## OBJECTIVE
Keep only the lines of the listing that include the word "this", and copy them.

Data tied to figure images

"""

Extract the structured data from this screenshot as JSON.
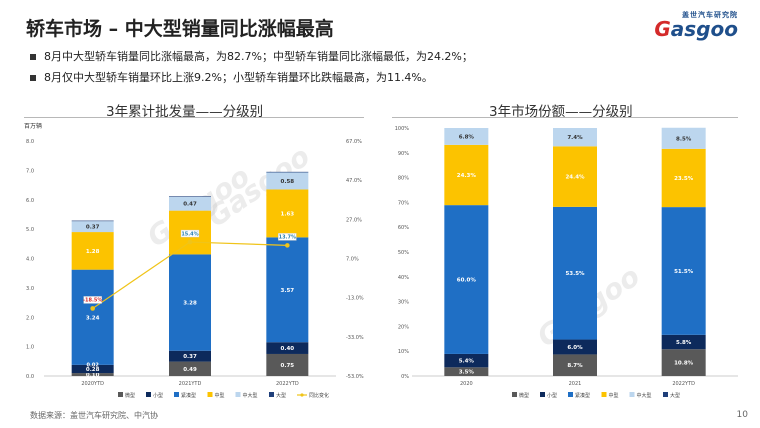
{
  "header": {
    "title": "轿车市场 – 中大型销量同比涨幅最高",
    "logo_top": "盖世汽车研究院",
    "logo_brand_g": "G",
    "logo_brand_rest": "asgoo"
  },
  "bullets": [
    "8月中大型轿车销量同比涨幅最高，为82.7%；中型轿车销量同比涨幅最低，为24.2%；",
    "8月仅中大型轿车销量环比上涨9.2%；小型轿车销量环比跌幅最高，为11.4%。"
  ],
  "footer": {
    "source": "数据来源：盖世汽车研究院、中汽协",
    "page": "10"
  },
  "watermark": "Gasgoo",
  "colors": {
    "micro": "#595959",
    "small": "#0d2a5c",
    "compact": "#1f6fc5",
    "midsize": "#fcc300",
    "midlarge": "#bcd6ee",
    "large": "#1f3f7a",
    "yoy": "#f0c419"
  },
  "chart_data": [
    {
      "type": "bar",
      "title": "3年累计批发量——分级别",
      "ylabel": "百万辆",
      "ylim": [
        0,
        8
      ],
      "yticks": [
        "0.0",
        "1.0",
        "2.0",
        "3.0",
        "4.0",
        "5.0",
        "6.0",
        "7.0",
        "8.0"
      ],
      "y2lim": [
        -53,
        67
      ],
      "y2ticks": [
        "-53.0%",
        "-33.0%",
        "-13.0%",
        "7.0%",
        "27.0%",
        "47.0%",
        "67.0%"
      ],
      "categories": [
        "2020YTD",
        "2021YTD",
        "2022YTD"
      ],
      "series": [
        {
          "name": "微型",
          "key": "micro",
          "values": [
            0.1,
            0.49,
            0.75
          ],
          "labels": [
            "0.10",
            "0.49",
            "0.75"
          ]
        },
        {
          "name": "小型",
          "key": "small",
          "values": [
            0.28,
            0.37,
            0.4
          ],
          "labels": [
            "0.28",
            "0.37",
            "0.40"
          ]
        },
        {
          "name": "紧凑型",
          "key": "compact",
          "values": [
            3.24,
            3.28,
            3.57
          ],
          "labels": [
            "3.24",
            "3.28",
            "3.57"
          ]
        },
        {
          "name": "中型",
          "key": "midsize",
          "values": [
            1.28,
            1.49,
            1.63
          ],
          "labels": [
            "1.28",
            "1.49",
            "1.63"
          ]
        },
        {
          "name": "中大型",
          "key": "midlarge",
          "values": [
            0.37,
            0.47,
            0.58
          ],
          "labels": [
            "0.37",
            "0.47",
            "0.58"
          ]
        },
        {
          "name": "大型",
          "key": "large",
          "values": [
            0.02,
            0.02,
            0.02
          ],
          "labels": [
            "",
            "",
            ""
          ]
        }
      ],
      "extra_label": "0.02",
      "line": {
        "name": "同比变化",
        "values": [
          -18.5,
          15.4,
          13.7
        ],
        "labels": [
          "-18.5%",
          "15.4%",
          "13.7%"
        ]
      }
    },
    {
      "type": "bar",
      "title": "3年市场份额——分级别",
      "ylim": [
        0,
        100
      ],
      "yticks": [
        "0%",
        "10%",
        "20%",
        "30%",
        "40%",
        "50%",
        "60%",
        "70%",
        "80%",
        "90%",
        "100%"
      ],
      "categories": [
        "2020",
        "2021",
        "2022YTD"
      ],
      "series": [
        {
          "name": "微型",
          "key": "micro",
          "values": [
            3.5,
            8.7,
            10.8
          ],
          "labels": [
            "3.5%",
            "8.7%",
            "10.8%"
          ]
        },
        {
          "name": "小型",
          "key": "small",
          "values": [
            5.4,
            6.0,
            5.8
          ],
          "labels": [
            "5.4%",
            "6.0%",
            "5.8%"
          ]
        },
        {
          "name": "紧凑型",
          "key": "compact",
          "values": [
            60.0,
            53.5,
            51.5
          ],
          "labels": [
            "60.0%",
            "53.5%",
            "51.5%"
          ]
        },
        {
          "name": "中型",
          "key": "midsize",
          "values": [
            24.3,
            24.4,
            23.5
          ],
          "labels": [
            "24.3%",
            "24.4%",
            "23.5%"
          ]
        },
        {
          "name": "中大型",
          "key": "midlarge",
          "values": [
            6.8,
            7.4,
            8.5
          ],
          "labels": [
            "6.8%",
            "7.4%",
            "8.5%"
          ]
        },
        {
          "name": "大型",
          "key": "large",
          "values": [
            0,
            0,
            0
          ],
          "labels": [
            "",
            "",
            ""
          ]
        }
      ]
    }
  ]
}
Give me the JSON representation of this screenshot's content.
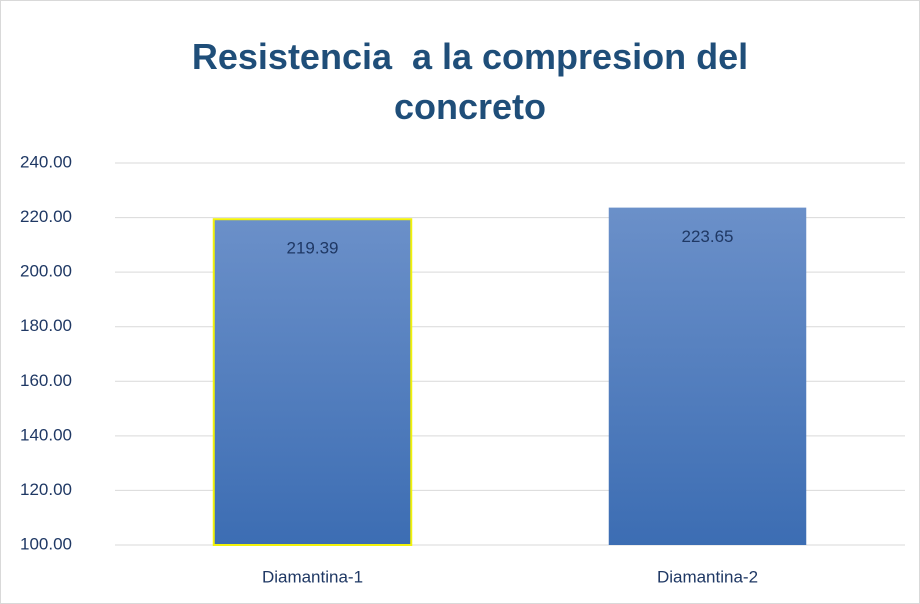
{
  "chart_data": {
    "type": "bar",
    "title": "Resistencia  a la compresion del concreto",
    "categories": [
      "Diamantina-1",
      "Diamantina-2"
    ],
    "values": [
      219.39,
      223.65
    ],
    "color": "#4a7bbf",
    "ylim": [
      100,
      240
    ],
    "yticks": [
      {
        "value": 100,
        "label": "100.00"
      },
      {
        "value": 120,
        "label": "120.00"
      },
      {
        "value": 140,
        "label": "140.00"
      },
      {
        "value": 160,
        "label": "160.00"
      },
      {
        "value": 180,
        "label": "180.00"
      },
      {
        "value": 200,
        "label": "200.00"
      },
      {
        "value": 220,
        "label": "220.00"
      },
      {
        "value": 240,
        "label": "240.00"
      }
    ],
    "grid": true
  }
}
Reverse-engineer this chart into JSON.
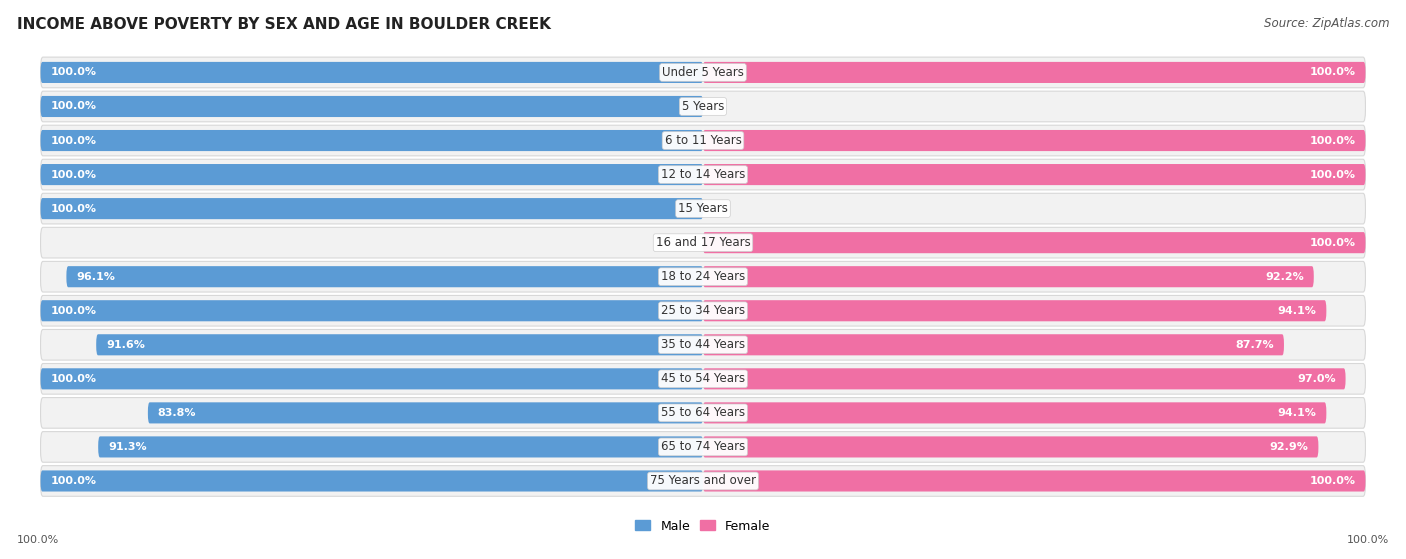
{
  "title": "INCOME ABOVE POVERTY BY SEX AND AGE IN BOULDER CREEK",
  "source": "Source: ZipAtlas.com",
  "categories": [
    "Under 5 Years",
    "5 Years",
    "6 to 11 Years",
    "12 to 14 Years",
    "15 Years",
    "16 and 17 Years",
    "18 to 24 Years",
    "25 to 34 Years",
    "35 to 44 Years",
    "45 to 54 Years",
    "55 to 64 Years",
    "65 to 74 Years",
    "75 Years and over"
  ],
  "male_values": [
    100.0,
    100.0,
    100.0,
    100.0,
    100.0,
    0.0,
    96.1,
    100.0,
    91.6,
    100.0,
    83.8,
    91.3,
    100.0
  ],
  "female_values": [
    100.0,
    0.0,
    100.0,
    100.0,
    0.0,
    100.0,
    92.2,
    94.1,
    87.7,
    97.0,
    94.1,
    92.9,
    100.0
  ],
  "male_color": "#5b9bd5",
  "female_color": "#f06fa4",
  "male_zero_color": "#c5ddf0",
  "female_zero_color": "#fad0e2",
  "male_label": "Male",
  "female_label": "Female",
  "row_bg_color": "#f2f2f2",
  "row_border_color": "#d8d8d8",
  "fig_bg_color": "#ffffff",
  "title_fontsize": 11,
  "cat_fontsize": 8.5,
  "value_fontsize": 8.0,
  "source_fontsize": 8.5,
  "legend_fontsize": 9,
  "footer_male": "100.0%",
  "footer_female": "100.0%",
  "footer_fontsize": 8.0
}
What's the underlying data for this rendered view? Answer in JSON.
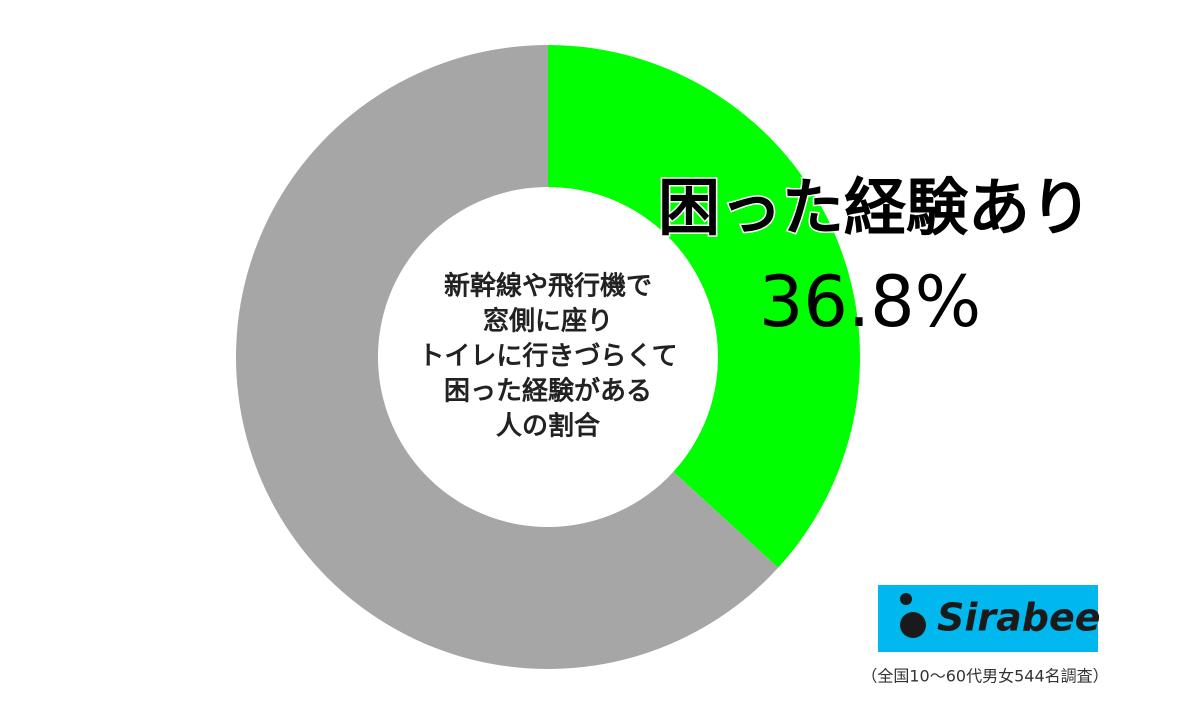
{
  "chart_data": {
    "type": "donut",
    "categories": [
      "困った経験あり",
      null
    ],
    "values": [
      36.8,
      63.2
    ],
    "value_labels": [
      "36.8%",
      null
    ],
    "colors": [
      "#00ff00",
      "#a6a6a6"
    ],
    "center_text": [
      "新幹線や飛行機で",
      "窓側に座り",
      "トイレに行きづらくて",
      "困った経験がある",
      "人の割合"
    ],
    "logo": "Sirabee",
    "note": "（全国10〜60代男女544名調査）"
  }
}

"""

## TASK RESPONSE
Extract the structured data from this screenshot as JSON.
Give me the JSON representation of this screenshot's content.
Reverse-engineer this chart into JSON.
What's the underlying data for this rendered view? Answer in JSON.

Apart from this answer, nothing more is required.